### [What you have to do]
Pick out each line containing the string "type" and copy it.

### [Stored rows]
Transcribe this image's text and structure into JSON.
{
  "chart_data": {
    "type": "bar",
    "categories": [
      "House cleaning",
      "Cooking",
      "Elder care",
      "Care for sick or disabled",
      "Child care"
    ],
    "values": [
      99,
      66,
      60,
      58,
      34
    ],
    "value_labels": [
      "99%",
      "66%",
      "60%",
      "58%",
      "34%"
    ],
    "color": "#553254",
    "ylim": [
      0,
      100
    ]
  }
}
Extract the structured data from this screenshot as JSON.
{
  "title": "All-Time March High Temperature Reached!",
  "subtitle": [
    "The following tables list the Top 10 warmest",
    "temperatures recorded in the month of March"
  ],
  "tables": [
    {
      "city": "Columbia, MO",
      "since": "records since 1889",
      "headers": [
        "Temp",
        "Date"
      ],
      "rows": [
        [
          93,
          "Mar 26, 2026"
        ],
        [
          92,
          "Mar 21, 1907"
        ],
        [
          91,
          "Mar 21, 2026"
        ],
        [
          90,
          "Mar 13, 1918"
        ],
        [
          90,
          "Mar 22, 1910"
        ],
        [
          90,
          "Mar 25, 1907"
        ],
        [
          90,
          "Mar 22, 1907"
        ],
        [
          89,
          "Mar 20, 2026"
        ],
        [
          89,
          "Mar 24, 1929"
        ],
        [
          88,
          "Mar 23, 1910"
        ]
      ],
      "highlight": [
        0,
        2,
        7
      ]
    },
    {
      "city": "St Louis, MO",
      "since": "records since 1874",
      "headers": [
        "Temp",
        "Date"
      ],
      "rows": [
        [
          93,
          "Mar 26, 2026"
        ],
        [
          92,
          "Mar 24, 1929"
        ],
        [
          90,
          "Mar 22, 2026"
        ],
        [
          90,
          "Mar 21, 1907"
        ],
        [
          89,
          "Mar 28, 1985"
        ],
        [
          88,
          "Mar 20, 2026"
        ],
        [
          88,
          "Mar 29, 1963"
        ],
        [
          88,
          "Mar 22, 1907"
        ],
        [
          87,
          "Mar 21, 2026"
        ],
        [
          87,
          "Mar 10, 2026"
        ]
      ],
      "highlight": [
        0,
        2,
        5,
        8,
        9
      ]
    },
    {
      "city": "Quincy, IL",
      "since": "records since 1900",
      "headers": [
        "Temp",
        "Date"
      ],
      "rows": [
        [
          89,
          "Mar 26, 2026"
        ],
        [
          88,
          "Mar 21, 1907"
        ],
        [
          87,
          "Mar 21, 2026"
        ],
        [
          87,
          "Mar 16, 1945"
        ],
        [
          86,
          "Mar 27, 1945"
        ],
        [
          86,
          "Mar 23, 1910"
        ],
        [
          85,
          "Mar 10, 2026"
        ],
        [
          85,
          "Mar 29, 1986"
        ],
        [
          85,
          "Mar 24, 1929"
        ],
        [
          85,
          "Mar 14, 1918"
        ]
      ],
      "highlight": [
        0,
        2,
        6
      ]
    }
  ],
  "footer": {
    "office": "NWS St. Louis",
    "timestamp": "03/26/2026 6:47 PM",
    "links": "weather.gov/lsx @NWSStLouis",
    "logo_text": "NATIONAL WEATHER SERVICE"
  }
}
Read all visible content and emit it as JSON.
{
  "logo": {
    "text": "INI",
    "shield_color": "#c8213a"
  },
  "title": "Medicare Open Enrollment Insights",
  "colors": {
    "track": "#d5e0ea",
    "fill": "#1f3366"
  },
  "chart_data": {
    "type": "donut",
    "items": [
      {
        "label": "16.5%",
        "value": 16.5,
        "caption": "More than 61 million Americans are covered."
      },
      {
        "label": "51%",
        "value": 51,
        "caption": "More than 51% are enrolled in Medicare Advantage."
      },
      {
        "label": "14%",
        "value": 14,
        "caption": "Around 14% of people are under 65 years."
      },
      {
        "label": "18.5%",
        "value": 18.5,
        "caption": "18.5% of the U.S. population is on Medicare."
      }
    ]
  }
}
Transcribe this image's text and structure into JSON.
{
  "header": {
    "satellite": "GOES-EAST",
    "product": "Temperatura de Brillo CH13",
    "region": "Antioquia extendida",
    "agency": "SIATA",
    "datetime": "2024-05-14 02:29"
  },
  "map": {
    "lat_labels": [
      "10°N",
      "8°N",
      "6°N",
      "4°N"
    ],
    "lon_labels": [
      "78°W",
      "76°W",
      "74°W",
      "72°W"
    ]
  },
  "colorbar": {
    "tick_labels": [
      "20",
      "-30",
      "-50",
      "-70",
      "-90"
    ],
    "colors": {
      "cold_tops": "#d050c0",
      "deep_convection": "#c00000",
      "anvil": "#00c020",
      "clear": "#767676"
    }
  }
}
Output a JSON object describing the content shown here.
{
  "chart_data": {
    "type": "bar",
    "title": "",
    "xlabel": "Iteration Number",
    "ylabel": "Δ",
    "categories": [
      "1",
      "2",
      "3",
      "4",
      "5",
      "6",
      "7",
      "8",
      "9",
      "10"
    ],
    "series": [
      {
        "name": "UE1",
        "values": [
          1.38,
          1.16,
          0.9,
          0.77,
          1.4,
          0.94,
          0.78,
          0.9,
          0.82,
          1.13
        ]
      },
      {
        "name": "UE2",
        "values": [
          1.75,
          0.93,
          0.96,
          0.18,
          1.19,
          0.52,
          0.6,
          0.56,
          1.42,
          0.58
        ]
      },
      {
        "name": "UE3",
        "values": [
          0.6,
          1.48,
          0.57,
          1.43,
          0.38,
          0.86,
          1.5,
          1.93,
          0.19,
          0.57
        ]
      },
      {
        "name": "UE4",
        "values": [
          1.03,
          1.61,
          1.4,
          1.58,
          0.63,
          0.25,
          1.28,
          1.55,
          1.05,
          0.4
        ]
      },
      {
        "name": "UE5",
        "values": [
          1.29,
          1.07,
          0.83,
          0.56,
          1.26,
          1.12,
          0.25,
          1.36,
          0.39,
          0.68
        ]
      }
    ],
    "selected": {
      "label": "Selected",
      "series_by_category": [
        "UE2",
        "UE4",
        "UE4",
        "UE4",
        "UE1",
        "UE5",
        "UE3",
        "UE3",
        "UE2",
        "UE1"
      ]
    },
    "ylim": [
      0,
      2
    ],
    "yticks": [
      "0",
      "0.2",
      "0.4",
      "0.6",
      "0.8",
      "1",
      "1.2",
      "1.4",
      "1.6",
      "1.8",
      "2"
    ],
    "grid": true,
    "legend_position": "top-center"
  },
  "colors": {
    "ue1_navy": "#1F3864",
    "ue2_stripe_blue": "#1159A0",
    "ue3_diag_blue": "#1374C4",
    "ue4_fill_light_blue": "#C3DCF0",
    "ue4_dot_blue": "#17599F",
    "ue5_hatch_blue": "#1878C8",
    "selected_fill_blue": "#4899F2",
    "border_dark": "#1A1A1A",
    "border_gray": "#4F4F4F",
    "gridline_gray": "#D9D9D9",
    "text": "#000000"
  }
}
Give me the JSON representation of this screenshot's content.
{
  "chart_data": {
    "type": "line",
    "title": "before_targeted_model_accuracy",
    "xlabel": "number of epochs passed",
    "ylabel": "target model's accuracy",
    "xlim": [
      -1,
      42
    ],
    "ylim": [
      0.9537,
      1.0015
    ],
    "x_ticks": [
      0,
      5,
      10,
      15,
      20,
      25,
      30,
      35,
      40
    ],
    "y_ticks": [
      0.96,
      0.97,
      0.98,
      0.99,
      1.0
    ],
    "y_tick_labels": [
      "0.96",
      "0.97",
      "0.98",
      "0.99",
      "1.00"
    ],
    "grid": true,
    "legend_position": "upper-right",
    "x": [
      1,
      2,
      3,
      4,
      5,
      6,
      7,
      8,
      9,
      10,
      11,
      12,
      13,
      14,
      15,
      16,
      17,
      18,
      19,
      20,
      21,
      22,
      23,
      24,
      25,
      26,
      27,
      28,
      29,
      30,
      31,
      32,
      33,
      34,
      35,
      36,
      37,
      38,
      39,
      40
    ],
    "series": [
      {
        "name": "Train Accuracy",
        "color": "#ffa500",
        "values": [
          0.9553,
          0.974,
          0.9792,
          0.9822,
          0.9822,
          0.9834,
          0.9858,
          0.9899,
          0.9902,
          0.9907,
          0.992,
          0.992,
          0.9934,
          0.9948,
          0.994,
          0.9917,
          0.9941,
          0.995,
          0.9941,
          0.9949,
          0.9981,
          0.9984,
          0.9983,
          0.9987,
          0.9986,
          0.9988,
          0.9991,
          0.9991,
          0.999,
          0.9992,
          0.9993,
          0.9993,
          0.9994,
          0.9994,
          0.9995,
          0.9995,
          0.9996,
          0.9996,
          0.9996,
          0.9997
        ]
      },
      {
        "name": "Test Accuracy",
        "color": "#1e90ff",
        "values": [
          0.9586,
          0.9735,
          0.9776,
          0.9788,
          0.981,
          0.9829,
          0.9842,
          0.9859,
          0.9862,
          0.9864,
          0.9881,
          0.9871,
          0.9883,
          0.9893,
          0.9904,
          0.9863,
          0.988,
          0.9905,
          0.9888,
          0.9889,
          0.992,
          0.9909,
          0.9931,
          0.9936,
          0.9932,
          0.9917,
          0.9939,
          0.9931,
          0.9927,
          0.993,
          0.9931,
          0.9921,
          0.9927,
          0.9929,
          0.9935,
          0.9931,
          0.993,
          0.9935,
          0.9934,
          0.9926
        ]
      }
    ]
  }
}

### [Written solution]
    "type": "bar",
    "type": "donut",
    "type": "bar",
    "type": "line",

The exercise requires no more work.